What is expected
Here is a listing. Set it down again exactly.

Given data
-*-*-

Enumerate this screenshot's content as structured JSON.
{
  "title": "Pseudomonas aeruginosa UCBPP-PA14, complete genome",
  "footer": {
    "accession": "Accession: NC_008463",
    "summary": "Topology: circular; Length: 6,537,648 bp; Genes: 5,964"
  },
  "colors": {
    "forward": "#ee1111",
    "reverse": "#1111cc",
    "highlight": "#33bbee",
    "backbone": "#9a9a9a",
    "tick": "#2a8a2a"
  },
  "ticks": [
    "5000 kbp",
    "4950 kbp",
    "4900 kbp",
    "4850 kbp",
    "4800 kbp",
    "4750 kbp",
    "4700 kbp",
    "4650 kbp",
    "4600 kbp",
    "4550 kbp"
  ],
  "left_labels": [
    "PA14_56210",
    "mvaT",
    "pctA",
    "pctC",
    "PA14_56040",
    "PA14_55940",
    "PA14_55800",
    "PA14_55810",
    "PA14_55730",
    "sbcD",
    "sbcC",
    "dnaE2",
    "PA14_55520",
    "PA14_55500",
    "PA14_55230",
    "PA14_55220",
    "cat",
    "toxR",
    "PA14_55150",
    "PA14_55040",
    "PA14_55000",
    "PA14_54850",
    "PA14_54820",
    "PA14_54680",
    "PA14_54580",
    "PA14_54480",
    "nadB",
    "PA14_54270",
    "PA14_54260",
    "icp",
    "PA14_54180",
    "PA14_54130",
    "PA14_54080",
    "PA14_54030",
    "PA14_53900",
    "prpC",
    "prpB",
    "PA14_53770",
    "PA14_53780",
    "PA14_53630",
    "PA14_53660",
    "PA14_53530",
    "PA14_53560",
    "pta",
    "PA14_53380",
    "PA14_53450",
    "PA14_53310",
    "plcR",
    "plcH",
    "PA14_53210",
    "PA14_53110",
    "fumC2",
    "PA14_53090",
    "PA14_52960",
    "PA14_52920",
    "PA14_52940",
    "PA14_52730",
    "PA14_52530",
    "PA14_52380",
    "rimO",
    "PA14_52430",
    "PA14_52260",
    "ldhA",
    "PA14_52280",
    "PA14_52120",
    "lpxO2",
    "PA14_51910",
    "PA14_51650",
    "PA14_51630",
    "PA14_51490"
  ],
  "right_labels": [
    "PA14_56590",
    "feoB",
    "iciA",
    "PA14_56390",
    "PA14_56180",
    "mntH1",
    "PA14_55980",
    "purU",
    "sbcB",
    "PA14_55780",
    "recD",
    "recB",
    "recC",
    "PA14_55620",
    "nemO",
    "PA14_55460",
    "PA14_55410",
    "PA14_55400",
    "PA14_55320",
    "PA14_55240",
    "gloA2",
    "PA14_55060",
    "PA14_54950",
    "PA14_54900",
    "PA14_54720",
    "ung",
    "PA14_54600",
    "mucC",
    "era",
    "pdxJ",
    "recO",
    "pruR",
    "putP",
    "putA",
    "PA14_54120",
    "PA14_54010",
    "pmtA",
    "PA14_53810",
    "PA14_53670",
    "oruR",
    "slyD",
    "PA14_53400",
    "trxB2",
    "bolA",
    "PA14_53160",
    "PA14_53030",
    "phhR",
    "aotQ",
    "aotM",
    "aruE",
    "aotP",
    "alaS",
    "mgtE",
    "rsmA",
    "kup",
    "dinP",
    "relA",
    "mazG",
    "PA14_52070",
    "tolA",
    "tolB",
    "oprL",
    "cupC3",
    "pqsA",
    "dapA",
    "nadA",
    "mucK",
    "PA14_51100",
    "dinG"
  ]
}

-*-*-

Answer area
Enumerate this screenshot's content as structured JSON.
{
  "title": "Pseudomonas aeruginosa UCBPP-PA14, complete genome",
  "footer": {
    "accession": "Accession: NC_008463",
    "summary": "Topology: circular; Length: 6,537,648 bp; Genes: 5,964"
  },
  "colors": {
    "forward": "#ee1111",
    "reverse": "#1111cc",
    "highlight": "#33bbee",
    "backbone": "#9a9a9a",
    "tick": "#2a8a2a"
  },
  "ticks": [
    "5000 kbp",
    "4950 kbp",
    "4900 kbp",
    "4850 kbp",
    "4800 kbp",
    "4750 kbp",
    "4700 kbp",
    "4650 kbp",
    "4600 kbp",
    "4550 kbp"
  ],
  "left_labels": [
    "PA14_56210",
    "mvaT",
    "pctA",
    "pctC",
    "PA14_56040",
    "PA14_55940",
    "PA14_55800",
    "PA14_55810",
    "PA14_55730",
    "sbcD",
    "sbcC",
    "dnaE2",
    "PA14_55520",
    "PA14_55500",
    "PA14_55230",
    "PA14_55220",
    "cat",
    "toxR",
    "PA14_55150",
    "PA14_55040",
    "PA14_55000",
    "PA14_54850",
    "PA14_54820",
    "PA14_54680",
    "PA14_54580",
    "PA14_54480",
    "nadB",
    "PA14_54270",
    "PA14_54260",
    "icp",
    "PA14_54180",
    "PA14_54130",
    "PA14_54080",
    "PA14_54030",
    "PA14_53900",
    "prpC",
    "prpB",
    "PA14_53770",
    "PA14_53780",
    "PA14_53630",
    "PA14_53660",
    "PA14_53530",
    "PA14_53560",
    "pta",
    "PA14_53380",
    "PA14_53450",
    "PA14_53310",
    "plcR",
    "plcH",
    "PA14_53210",
    "PA14_53110",
    "fumC2",
    "PA14_53090",
    "PA14_52960",
    "PA14_52920",
    "PA14_52940",
    "PA14_52730",
    "PA14_52530",
    "PA14_52380",
    "rimO",
    "PA14_52430",
    "PA14_52260",
    "ldhA",
    "PA14_52280",
    "PA14_52120",
    "lpxO2",
    "PA14_51910",
    "PA14_51650",
    "PA14_51630",
    "PA14_51490"
  ],
  "right_labels": [
    "PA14_56590",
    "feoB",
    "iciA",
    "PA14_56390",
    "PA14_56180",
    "mntH1",
    "PA14_55980",
    "purU",
    "sbcB",
    "PA14_55780",
    "recD",
    "recB",
    "recC",
    "PA14_55620",
    "nemO",
    "PA14_55460",
    "PA14_55410",
    "PA14_55400",
    "PA14_55320",
    "PA14_55240",
    "gloA2",
    "PA14_55060",
    "PA14_54950",
    "PA14_54900",
    "PA14_54720",
    "ung",
    "PA14_54600",
    "mucC",
    "era",
    "pdxJ",
    "recO",
    "pruR",
    "putP",
    "putA",
    "PA14_54120",
    "PA14_54010",
    "pmtA",
    "PA14_53810",
    "PA14_53670",
    "oruR",
    "slyD",
    "PA14_53400",
    "trxB2",
    "bolA",
    "PA14_53160",
    "PA14_53030",
    "phhR",
    "aotQ",
    "aotM",
    "aruE",
    "aotP",
    "alaS",
    "mgtE",
    "rsmA",
    "kup",
    "dinP",
    "relA",
    "mazG",
    "PA14_52070",
    "tolA",
    "tolB",
    "oprL",
    "cupC3",
    "pqsA",
    "dapA",
    "nadA",
    "mucK",
    "PA14_51100",
    "dinG"
  ]
}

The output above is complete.